╭─ Data supplied
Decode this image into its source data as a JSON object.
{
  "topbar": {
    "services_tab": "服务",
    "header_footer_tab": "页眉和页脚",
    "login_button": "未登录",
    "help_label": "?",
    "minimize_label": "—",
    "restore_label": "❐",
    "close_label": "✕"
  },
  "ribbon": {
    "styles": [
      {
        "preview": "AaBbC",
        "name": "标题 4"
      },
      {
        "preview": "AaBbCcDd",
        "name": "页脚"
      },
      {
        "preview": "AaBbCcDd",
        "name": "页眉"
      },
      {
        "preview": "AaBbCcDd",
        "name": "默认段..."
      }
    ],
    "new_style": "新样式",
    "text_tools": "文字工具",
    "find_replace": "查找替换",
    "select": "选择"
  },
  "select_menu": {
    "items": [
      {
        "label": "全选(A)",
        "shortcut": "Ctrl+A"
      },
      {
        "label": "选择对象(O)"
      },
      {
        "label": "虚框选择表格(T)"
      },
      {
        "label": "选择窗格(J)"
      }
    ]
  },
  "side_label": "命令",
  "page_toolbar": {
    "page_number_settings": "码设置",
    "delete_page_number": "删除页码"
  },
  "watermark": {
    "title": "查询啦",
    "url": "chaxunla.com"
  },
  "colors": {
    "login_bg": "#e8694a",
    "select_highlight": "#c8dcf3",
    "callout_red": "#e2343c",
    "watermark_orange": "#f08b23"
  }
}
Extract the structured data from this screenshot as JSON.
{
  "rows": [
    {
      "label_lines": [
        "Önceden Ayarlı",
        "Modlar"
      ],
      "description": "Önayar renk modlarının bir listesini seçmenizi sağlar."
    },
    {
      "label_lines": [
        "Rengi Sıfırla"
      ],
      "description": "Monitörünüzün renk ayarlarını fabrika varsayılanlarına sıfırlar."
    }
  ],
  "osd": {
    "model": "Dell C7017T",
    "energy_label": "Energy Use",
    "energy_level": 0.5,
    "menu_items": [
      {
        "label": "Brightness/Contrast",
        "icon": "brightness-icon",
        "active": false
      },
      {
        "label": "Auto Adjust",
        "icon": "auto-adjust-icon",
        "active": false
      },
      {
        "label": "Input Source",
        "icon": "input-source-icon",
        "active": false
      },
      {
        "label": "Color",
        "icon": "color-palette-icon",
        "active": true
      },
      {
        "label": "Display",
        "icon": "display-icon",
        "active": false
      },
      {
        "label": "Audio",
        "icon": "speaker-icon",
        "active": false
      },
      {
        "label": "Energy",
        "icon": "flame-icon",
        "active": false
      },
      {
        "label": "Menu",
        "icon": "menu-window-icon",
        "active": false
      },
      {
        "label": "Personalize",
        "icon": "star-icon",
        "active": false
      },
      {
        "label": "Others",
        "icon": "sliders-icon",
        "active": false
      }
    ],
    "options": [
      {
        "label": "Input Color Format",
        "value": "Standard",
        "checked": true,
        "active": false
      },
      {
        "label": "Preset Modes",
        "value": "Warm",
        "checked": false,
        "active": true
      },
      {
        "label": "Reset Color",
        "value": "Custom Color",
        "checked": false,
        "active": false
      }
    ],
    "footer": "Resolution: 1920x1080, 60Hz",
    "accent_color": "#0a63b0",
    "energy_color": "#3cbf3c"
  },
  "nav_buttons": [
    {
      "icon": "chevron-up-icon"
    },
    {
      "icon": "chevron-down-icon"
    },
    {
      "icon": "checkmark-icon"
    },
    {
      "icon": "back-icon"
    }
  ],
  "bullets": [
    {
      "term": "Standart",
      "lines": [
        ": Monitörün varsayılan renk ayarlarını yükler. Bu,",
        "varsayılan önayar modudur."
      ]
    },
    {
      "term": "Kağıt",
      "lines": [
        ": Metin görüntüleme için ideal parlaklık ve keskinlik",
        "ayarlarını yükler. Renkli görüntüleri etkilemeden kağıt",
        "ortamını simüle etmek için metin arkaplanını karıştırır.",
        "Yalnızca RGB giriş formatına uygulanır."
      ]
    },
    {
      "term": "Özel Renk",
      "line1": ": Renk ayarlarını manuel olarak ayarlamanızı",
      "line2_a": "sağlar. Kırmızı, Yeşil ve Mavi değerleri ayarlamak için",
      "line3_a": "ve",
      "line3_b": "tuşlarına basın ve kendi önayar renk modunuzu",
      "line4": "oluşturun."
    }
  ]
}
╰─
▸ **Instruction**: Write each line above out exactly.

▸ **The solution**:
Decode this image into its source data as a JSON object.
{
  "topbar": {
    "services_tab": "服务",
    "header_footer_tab": "页眉和页脚",
    "login_button": "未登录",
    "help_label": "?",
    "minimize_label": "—",
    "restore_label": "❐",
    "close_label": "✕"
  },
  "ribbon": {
    "styles": [
      {
        "preview": "AaBbC",
        "name": "标题 4"
      },
      {
        "preview": "AaBbCcDd",
        "name": "页脚"
      },
      {
        "preview": "AaBbCcDd",
        "name": "页眉"
      },
      {
        "preview": "AaBbCcDd",
        "name": "默认段..."
      }
    ],
    "new_style": "新样式",
    "text_tools": "文字工具",
    "find_replace": "查找替换",
    "select": "选择"
  },
  "select_menu": {
    "items": [
      {
        "label": "全选(A)",
        "shortcut": "Ctrl+A"
      },
      {
        "label": "选择对象(O)"
      },
      {
        "label": "虚框选择表格(T)"
      },
      {
        "label": "选择窗格(J)"
      }
    ]
  },
  "side_label": "命令",
  "page_toolbar": {
    "page_number_settings": "码设置",
    "delete_page_number": "删除页码"
  },
  "watermark": {
    "title": "查询啦",
    "url": "chaxunla.com"
  },
  "colors": {
    "login_bg": "#e8694a",
    "select_highlight": "#c8dcf3",
    "callout_red": "#e2343c",
    "watermark_orange": "#f08b23"
  }
}
Extract the structured data from this screenshot as JSON.
{
  "rows": [
    {
      "label_lines": [
        "Önceden Ayarlı",
        "Modlar"
      ],
      "description": "Önayar renk modlarının bir listesini seçmenizi sağlar."
    },
    {
      "label_lines": [
        "Rengi Sıfırla"
      ],
      "description": "Monitörünüzün renk ayarlarını fabrika varsayılanlarına sıfırlar."
    }
  ],
  "osd": {
    "model": "Dell C7017T",
    "energy_label": "Energy Use",
    "energy_level": 0.5,
    "menu_items": [
      {
        "label": "Brightness/Contrast",
        "icon": "brightness-icon",
        "active": false
      },
      {
        "label": "Auto Adjust",
        "icon": "auto-adjust-icon",
        "active": false
      },
      {
        "label": "Input Source",
        "icon": "input-source-icon",
        "active": false
      },
      {
        "label": "Color",
        "icon": "color-palette-icon",
        "active": true
      },
      {
        "label": "Display",
        "icon": "display-icon",
        "active": false
      },
      {
        "label": "Audio",
        "icon": "speaker-icon",
        "active": false
      },
      {
        "label": "Energy",
        "icon": "flame-icon",
        "active": false
      },
      {
        "label": "Menu",
        "icon": "menu-window-icon",
        "active": false
      },
      {
        "label": "Personalize",
        "icon": "star-icon",
        "active": false
      },
      {
        "label": "Others",
        "icon": "sliders-icon",
        "active": false
      }
    ],
    "options": [
      {
        "label": "Input Color Format",
        "value": "Standard",
        "checked": true,
        "active": false
      },
      {
        "label": "Preset Modes",
        "value": "Warm",
        "checked": false,
        "active": true
      },
      {
        "label": "Reset Color",
        "value": "Custom Color",
        "checked": false,
        "active": false
      }
    ],
    "footer": "Resolution: 1920x1080, 60Hz",
    "accent_color": "#0a63b0",
    "energy_color": "#3cbf3c"
  },
  "nav_buttons": [
    {
      "icon": "chevron-up-icon"
    },
    {
      "icon": "chevron-down-icon"
    },
    {
      "icon": "checkmark-icon"
    },
    {
      "icon": "back-icon"
    }
  ],
  "bullets": [
    {
      "term": "Standart",
      "lines": [
        ": Monitörün varsayılan renk ayarlarını yükler. Bu,",
        "varsayılan önayar modudur."
      ]
    },
    {
      "term": "Kağıt",
      "lines": [
        ": Metin görüntüleme için ideal parlaklık ve keskinlik",
        "ayarlarını yükler. Renkli görüntüleri etkilemeden kağıt",
        "ortamını simüle etmek için metin arkaplanını karıştırır.",
        "Yalnızca RGB giriş formatına uygulanır."
      ]
    },
    {
      "term": "Özel Renk",
      "line1": ": Renk ayarlarını manuel olarak ayarlamanızı",
      "line2_a": "sağlar. Kırmızı, Yeşil ve Mavi değerleri ayarlamak için",
      "line3_a": "ve",
      "line3_b": "tuşlarına basın ve kendi önayar renk modunuzu",
      "line4": "oluşturun."
    }
  ]
}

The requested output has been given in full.